▸ Task statement
Scan the data. Collect each line that contains the word "CXLIII".

▸ Items
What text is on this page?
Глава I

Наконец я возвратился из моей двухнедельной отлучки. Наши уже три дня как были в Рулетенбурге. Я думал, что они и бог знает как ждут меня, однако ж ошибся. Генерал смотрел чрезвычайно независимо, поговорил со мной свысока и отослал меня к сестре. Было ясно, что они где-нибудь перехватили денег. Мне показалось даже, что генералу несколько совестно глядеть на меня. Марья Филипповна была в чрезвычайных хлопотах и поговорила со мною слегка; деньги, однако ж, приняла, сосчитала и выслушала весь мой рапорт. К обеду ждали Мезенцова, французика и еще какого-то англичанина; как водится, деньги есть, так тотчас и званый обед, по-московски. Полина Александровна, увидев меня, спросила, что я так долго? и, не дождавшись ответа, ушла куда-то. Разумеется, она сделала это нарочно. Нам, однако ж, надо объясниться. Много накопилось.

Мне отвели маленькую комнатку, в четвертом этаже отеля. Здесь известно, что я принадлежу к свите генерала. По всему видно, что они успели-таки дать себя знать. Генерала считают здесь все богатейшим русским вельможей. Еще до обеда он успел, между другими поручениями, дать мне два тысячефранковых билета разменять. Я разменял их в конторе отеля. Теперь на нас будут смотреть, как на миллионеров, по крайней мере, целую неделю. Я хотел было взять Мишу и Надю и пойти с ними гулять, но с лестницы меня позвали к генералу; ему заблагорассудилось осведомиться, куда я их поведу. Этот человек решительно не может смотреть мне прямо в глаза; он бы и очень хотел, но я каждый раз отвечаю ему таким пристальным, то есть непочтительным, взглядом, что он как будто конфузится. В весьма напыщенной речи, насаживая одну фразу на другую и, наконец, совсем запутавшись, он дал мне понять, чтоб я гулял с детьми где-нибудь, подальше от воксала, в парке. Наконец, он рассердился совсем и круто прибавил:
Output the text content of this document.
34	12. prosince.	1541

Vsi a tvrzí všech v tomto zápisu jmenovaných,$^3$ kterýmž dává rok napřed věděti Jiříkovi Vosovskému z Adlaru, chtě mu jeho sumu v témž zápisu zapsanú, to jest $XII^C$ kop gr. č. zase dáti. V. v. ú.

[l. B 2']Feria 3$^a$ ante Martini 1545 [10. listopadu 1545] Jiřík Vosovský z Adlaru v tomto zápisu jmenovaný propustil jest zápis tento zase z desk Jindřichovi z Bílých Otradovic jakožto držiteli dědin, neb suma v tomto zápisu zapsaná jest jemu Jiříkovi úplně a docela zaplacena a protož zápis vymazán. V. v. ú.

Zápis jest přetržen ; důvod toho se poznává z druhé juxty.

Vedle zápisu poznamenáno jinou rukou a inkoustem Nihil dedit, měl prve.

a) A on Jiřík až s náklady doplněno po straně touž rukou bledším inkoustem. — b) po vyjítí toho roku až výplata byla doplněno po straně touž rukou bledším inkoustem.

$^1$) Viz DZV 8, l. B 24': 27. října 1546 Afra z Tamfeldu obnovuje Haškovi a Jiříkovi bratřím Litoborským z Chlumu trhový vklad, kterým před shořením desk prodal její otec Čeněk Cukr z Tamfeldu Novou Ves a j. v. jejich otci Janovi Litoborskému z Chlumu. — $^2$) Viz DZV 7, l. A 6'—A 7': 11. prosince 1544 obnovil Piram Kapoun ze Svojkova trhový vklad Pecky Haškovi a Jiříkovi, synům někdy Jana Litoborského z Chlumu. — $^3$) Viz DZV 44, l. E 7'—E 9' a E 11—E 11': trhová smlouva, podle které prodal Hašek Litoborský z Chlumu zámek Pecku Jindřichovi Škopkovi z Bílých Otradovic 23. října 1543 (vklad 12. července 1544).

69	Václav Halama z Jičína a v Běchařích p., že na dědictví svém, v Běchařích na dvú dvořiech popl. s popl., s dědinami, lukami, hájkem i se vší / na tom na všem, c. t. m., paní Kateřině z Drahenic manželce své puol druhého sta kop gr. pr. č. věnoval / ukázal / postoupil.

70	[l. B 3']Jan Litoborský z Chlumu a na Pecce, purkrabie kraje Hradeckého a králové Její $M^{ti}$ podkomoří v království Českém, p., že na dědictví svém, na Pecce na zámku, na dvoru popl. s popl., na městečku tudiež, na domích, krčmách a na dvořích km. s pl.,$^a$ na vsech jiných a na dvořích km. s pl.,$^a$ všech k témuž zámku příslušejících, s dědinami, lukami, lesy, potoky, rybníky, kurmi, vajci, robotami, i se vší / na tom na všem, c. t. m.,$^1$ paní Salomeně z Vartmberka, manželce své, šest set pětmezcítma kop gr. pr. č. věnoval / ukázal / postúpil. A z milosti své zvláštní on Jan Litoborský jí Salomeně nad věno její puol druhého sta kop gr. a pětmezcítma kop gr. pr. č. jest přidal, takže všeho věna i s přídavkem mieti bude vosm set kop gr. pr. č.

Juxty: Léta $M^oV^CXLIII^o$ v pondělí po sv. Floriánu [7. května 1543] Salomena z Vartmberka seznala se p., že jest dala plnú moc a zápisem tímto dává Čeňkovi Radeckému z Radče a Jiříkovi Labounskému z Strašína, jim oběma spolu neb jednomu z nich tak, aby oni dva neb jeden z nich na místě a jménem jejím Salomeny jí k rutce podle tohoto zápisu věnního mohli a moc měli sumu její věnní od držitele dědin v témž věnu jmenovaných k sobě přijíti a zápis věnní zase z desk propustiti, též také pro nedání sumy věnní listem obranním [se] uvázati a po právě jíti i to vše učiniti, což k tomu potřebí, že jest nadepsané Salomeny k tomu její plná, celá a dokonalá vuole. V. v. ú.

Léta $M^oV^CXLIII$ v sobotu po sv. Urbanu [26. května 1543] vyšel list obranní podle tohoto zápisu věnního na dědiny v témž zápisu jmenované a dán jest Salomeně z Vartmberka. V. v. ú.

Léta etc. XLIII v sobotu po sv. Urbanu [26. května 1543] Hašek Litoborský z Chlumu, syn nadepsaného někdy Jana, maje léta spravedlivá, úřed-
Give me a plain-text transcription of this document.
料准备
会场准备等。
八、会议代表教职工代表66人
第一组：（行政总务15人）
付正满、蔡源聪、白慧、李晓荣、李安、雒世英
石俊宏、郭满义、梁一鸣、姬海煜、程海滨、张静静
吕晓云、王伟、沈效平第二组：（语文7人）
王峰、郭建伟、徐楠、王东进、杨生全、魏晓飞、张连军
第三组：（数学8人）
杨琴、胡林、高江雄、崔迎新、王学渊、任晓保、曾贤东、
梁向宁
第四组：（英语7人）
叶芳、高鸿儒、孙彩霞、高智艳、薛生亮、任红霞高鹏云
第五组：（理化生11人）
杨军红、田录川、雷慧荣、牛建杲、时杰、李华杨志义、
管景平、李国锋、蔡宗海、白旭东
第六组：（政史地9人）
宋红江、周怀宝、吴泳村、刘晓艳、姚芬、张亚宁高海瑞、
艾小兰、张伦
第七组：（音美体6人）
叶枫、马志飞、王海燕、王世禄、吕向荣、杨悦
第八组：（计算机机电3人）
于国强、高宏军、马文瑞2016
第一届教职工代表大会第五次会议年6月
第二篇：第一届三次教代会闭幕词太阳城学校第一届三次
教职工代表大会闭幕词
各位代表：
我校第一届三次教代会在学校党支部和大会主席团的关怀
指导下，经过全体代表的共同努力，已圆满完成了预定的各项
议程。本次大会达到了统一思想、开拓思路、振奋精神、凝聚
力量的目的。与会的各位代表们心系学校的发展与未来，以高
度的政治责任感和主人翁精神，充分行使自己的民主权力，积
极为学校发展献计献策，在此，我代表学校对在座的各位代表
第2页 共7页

▸ Completed exercise
Juxty: Léta $M^oV^CXLIII^o$ v pondělí po sv. Floriánu [7. května 1543] Salomena z Vartmberka seznala se p., že jest dala plnú moc a zápisem tímto dává Čeňkovi Radeckému z Radče a Jiříkovi Labounskému z Strašína, jim oběma spolu neb jednomu z nich tak, aby oni dva neb jeden z nich na místě a jménem jejím Salomeny jí k rutce podle tohoto zápisu věnního mohli a moc měli sumu její věnní od držitele dědin v témž věnu jmenovaných k sobě přijíti a zápis věnní zase z desk propustiti, též také pro nedání sumy věnní listem obranním [se] uvázati a po právě jíti i to vše učiniti, což k tomu potřebí, že jest nadepsané Salomeny k tomu její plná, celá a dokonalá vuole. V. v. ú.
Léta $M^oV^CXLIII$ v sobotu po sv. Urbanu [26. května 1543] vyšel list obranní podle tohoto zápisu věnního na dědiny v témž zápisu jmenované a dán jest Salomeně z Vartmberka. V. v. ú.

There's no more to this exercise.